→ **Task objective**
Which lines include the word "NUMARASI"? Copy each of them.

→ **Input rows**
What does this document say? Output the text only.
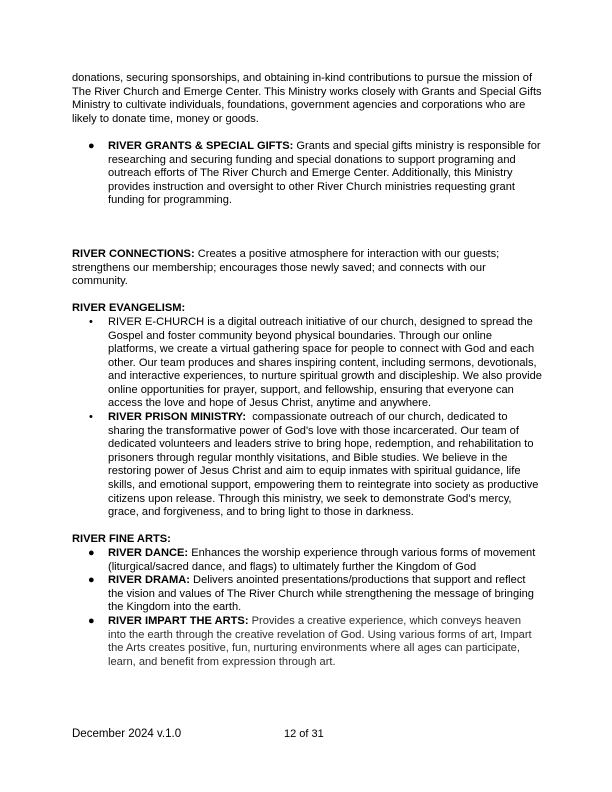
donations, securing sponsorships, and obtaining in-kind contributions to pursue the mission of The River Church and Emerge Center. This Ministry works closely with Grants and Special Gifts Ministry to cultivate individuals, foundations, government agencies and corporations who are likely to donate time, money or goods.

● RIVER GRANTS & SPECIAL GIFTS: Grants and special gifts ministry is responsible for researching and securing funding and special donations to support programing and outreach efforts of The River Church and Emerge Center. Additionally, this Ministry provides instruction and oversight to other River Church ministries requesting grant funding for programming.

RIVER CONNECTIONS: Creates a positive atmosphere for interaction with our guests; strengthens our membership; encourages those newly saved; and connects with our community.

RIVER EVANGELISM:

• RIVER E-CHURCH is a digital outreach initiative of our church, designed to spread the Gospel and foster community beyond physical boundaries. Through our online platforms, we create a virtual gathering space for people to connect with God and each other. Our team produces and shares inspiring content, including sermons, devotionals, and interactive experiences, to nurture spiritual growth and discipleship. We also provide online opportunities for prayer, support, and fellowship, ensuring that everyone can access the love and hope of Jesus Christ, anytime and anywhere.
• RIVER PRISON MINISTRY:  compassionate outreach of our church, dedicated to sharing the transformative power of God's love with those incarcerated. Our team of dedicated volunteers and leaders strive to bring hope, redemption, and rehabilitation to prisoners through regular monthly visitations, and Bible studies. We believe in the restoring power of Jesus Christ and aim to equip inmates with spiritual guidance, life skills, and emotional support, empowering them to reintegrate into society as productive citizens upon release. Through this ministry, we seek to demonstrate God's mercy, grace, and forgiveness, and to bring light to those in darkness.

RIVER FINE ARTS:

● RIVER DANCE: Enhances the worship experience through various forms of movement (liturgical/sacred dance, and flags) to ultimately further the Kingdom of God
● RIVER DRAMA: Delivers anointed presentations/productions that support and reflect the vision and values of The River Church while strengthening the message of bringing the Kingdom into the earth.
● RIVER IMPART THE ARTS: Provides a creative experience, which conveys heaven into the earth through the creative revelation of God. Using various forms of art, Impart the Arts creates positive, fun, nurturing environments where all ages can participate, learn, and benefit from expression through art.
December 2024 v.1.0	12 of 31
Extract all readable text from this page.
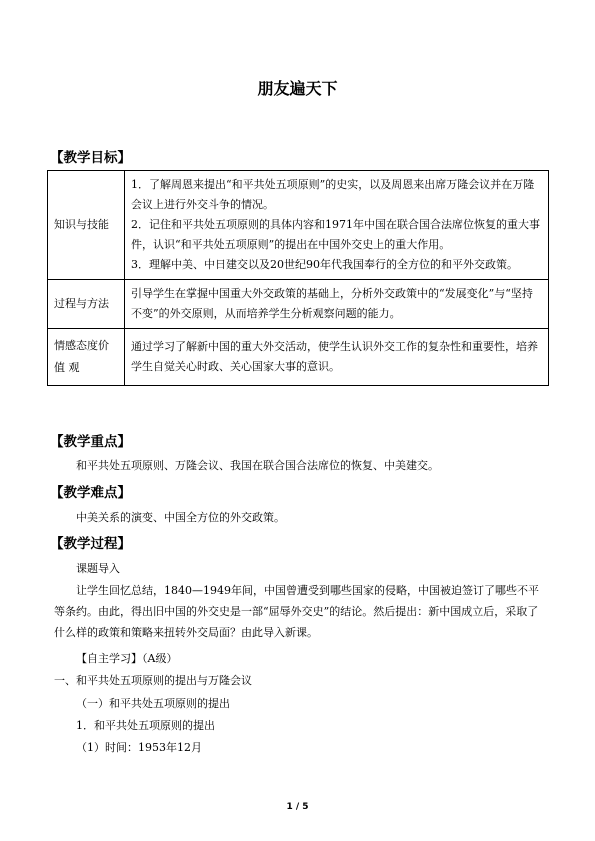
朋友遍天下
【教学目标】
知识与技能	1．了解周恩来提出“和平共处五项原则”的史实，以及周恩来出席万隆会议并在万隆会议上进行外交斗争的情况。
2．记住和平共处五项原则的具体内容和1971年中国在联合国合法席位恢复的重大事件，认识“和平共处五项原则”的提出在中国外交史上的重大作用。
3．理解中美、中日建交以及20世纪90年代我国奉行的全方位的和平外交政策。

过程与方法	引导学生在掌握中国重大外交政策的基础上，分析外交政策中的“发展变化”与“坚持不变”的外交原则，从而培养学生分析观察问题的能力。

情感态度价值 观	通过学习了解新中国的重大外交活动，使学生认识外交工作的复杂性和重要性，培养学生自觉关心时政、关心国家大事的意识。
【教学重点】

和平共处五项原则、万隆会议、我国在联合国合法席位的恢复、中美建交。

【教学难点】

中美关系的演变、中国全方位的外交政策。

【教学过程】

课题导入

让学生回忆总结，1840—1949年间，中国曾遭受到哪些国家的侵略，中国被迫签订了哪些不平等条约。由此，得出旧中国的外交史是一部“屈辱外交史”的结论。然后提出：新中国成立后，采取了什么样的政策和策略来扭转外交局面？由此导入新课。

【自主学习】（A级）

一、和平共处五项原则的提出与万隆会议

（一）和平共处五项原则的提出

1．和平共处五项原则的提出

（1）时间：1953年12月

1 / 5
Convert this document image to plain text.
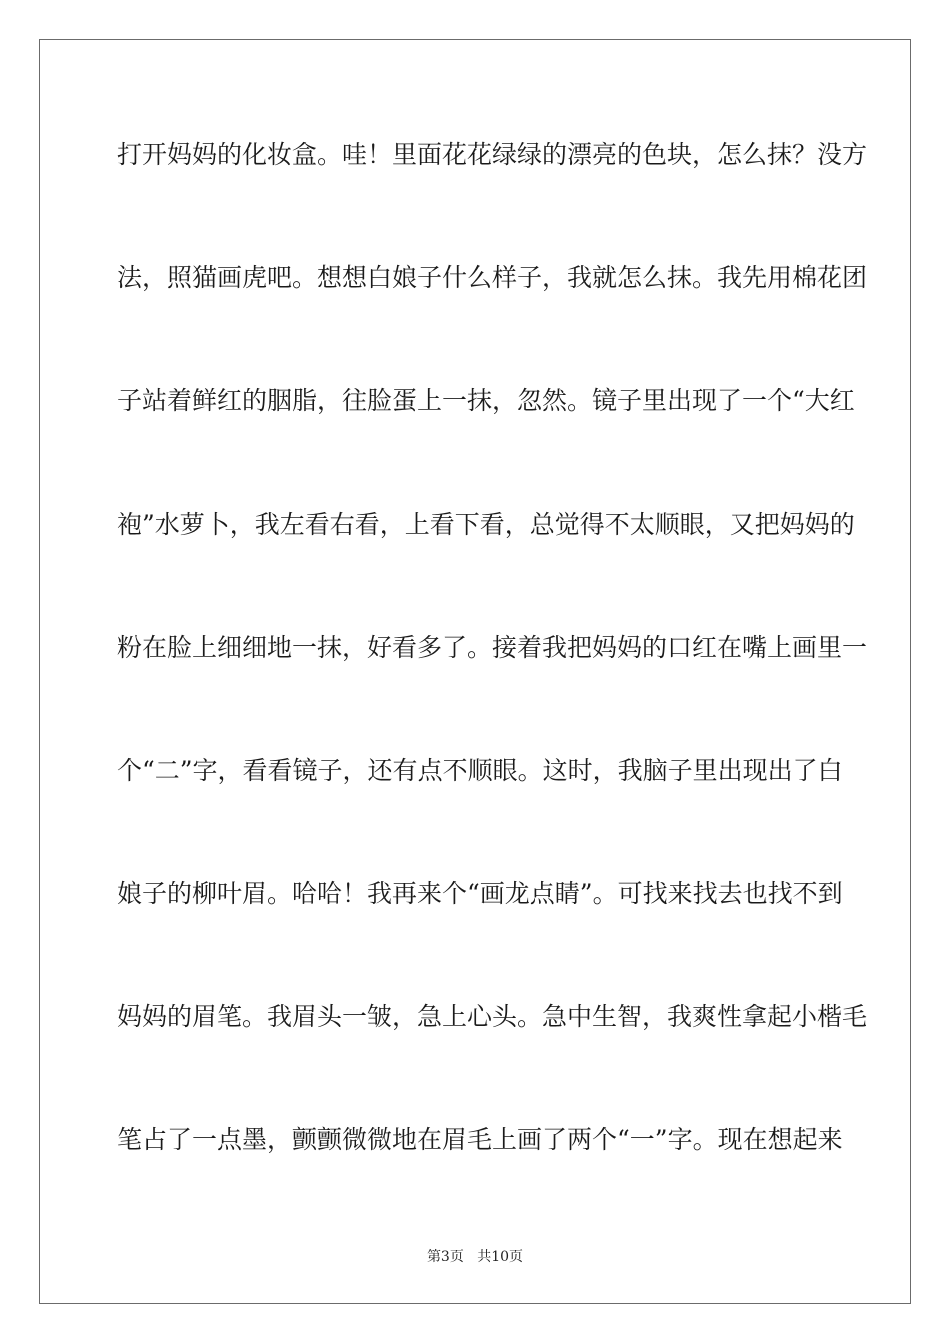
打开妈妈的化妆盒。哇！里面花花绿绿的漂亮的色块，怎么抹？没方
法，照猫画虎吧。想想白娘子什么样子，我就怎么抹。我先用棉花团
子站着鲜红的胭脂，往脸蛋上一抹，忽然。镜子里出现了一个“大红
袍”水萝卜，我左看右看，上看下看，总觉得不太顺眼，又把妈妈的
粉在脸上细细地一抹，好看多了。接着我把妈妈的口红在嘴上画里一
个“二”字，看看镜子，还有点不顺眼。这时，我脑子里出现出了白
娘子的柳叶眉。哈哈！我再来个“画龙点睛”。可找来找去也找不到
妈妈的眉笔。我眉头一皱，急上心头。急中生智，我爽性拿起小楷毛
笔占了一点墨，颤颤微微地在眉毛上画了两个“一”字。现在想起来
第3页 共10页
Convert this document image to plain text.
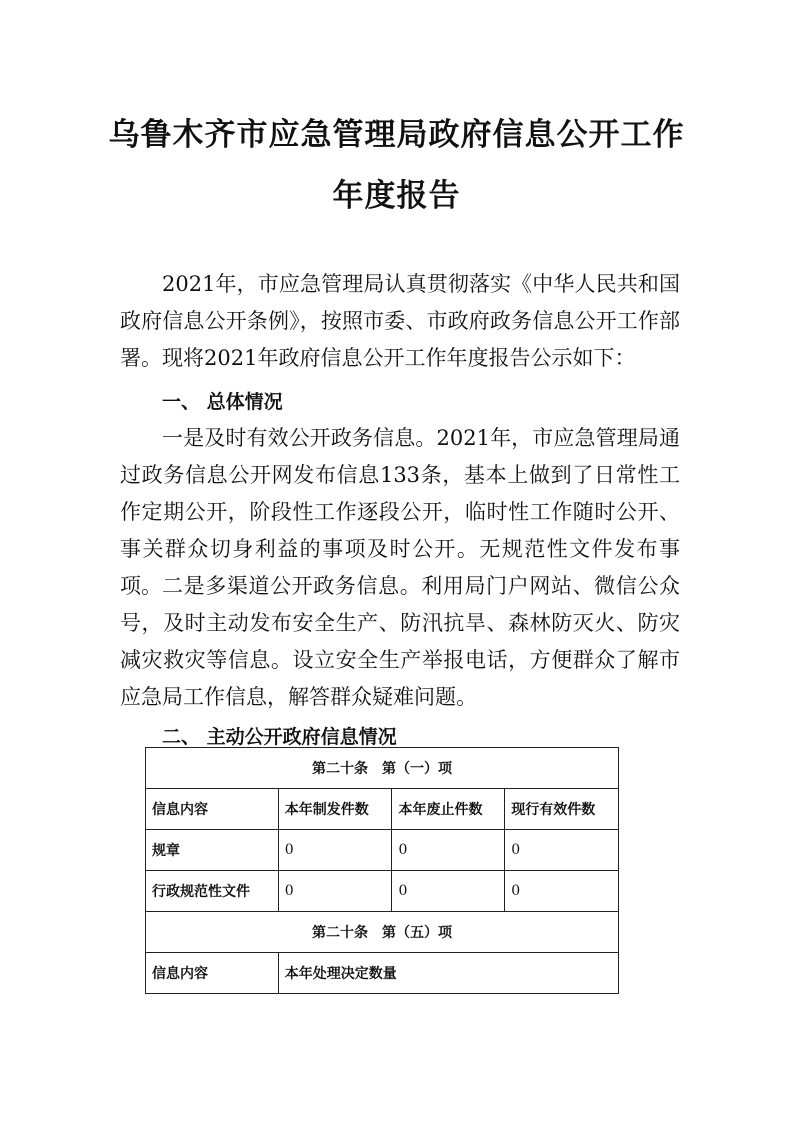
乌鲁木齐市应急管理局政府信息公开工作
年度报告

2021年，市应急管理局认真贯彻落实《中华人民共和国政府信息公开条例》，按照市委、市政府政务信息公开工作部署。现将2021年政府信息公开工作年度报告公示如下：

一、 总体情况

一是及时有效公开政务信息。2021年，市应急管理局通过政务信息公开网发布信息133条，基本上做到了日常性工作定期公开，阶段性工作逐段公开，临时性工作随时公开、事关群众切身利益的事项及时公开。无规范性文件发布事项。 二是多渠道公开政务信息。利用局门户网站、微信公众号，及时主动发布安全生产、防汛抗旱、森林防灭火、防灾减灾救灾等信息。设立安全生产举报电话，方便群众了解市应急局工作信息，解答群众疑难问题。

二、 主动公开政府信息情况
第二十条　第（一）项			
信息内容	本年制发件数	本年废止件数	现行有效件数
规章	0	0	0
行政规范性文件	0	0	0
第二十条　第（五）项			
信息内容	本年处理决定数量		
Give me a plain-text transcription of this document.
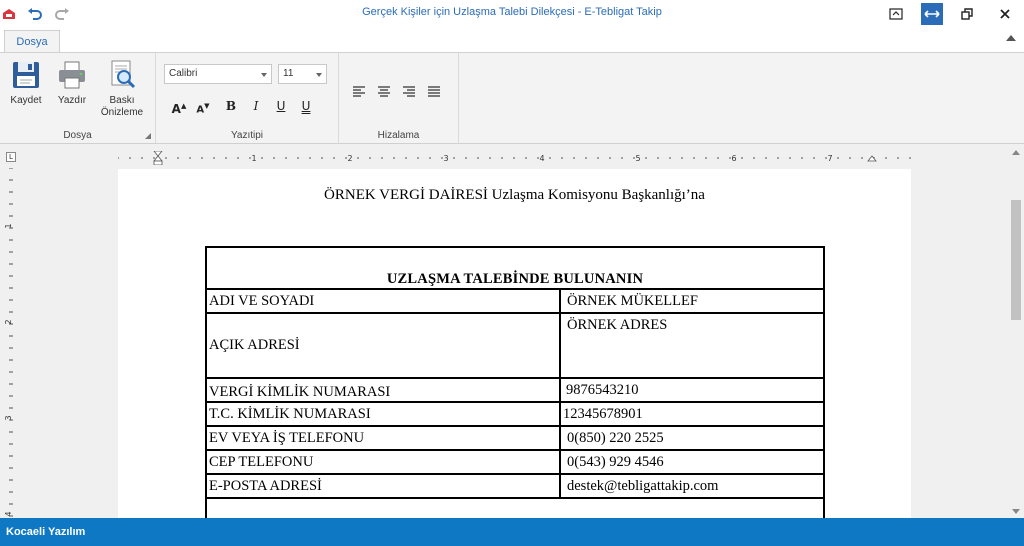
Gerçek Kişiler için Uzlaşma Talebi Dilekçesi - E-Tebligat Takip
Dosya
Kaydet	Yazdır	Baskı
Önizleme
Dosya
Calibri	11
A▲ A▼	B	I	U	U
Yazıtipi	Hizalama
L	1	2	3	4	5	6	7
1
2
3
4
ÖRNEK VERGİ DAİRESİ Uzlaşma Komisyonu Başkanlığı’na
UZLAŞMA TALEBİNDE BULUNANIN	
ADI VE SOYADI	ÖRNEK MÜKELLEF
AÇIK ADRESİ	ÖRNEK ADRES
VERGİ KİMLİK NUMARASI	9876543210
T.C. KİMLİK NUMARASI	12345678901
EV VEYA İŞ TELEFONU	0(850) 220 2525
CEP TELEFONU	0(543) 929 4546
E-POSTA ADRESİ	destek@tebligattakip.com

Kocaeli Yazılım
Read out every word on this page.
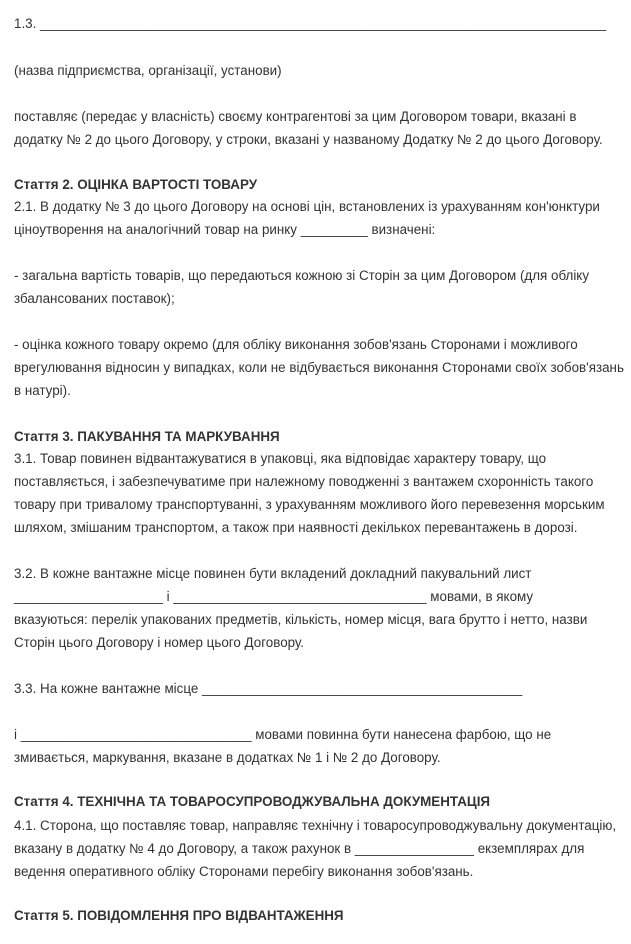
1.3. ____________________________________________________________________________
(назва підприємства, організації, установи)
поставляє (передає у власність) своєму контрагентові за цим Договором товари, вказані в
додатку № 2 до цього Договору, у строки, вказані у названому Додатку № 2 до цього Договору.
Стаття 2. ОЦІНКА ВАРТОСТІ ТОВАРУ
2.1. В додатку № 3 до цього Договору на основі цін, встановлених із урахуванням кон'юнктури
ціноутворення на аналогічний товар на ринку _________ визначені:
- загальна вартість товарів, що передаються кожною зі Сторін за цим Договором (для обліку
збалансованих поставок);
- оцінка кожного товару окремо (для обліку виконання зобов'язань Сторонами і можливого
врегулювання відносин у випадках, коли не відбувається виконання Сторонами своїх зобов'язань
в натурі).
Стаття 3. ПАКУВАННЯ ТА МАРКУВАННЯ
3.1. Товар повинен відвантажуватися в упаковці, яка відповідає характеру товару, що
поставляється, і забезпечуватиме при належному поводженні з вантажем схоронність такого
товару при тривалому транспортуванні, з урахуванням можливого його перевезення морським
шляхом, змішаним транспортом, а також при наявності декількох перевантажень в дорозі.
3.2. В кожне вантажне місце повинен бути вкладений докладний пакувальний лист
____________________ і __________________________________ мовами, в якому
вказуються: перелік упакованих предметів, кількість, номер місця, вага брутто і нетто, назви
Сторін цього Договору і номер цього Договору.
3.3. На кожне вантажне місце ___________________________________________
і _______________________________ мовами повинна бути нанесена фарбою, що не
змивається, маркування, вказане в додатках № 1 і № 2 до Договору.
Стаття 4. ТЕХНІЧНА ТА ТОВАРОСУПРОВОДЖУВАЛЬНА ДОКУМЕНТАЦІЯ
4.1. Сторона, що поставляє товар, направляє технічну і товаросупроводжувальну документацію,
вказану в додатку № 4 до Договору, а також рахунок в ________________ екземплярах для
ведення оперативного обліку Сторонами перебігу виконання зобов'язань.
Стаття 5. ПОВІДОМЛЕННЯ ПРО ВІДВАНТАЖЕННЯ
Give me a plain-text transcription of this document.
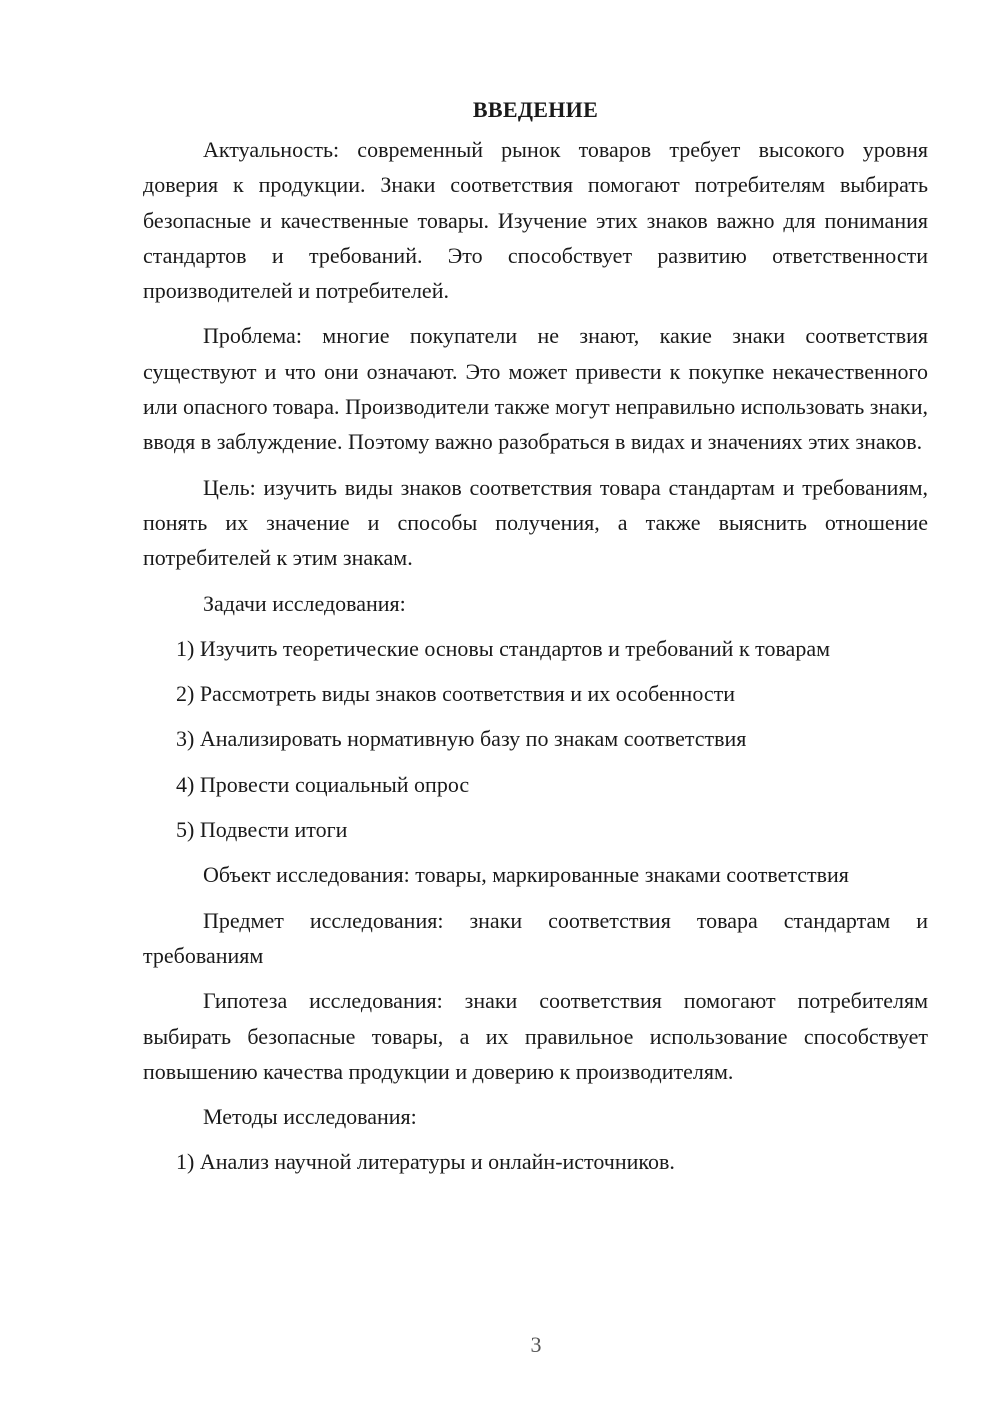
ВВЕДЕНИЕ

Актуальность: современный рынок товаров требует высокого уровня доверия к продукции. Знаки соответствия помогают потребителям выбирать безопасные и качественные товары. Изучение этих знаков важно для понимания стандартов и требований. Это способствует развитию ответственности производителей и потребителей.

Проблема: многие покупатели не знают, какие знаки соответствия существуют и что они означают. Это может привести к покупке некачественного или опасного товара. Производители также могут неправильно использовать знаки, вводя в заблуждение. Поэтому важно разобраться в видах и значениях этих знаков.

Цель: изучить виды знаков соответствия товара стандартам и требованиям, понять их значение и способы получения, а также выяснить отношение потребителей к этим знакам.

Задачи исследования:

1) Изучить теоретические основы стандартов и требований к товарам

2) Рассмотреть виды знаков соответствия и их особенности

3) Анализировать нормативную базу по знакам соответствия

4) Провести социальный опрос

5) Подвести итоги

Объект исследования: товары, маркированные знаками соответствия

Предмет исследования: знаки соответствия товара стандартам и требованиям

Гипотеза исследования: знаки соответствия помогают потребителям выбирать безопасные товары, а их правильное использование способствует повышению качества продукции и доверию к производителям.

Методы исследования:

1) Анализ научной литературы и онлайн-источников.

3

→ **Right answer**
VERGİ KİMLİK NUMARASI	9876543210
T.C. KİMLİK NUMARASI	12345678901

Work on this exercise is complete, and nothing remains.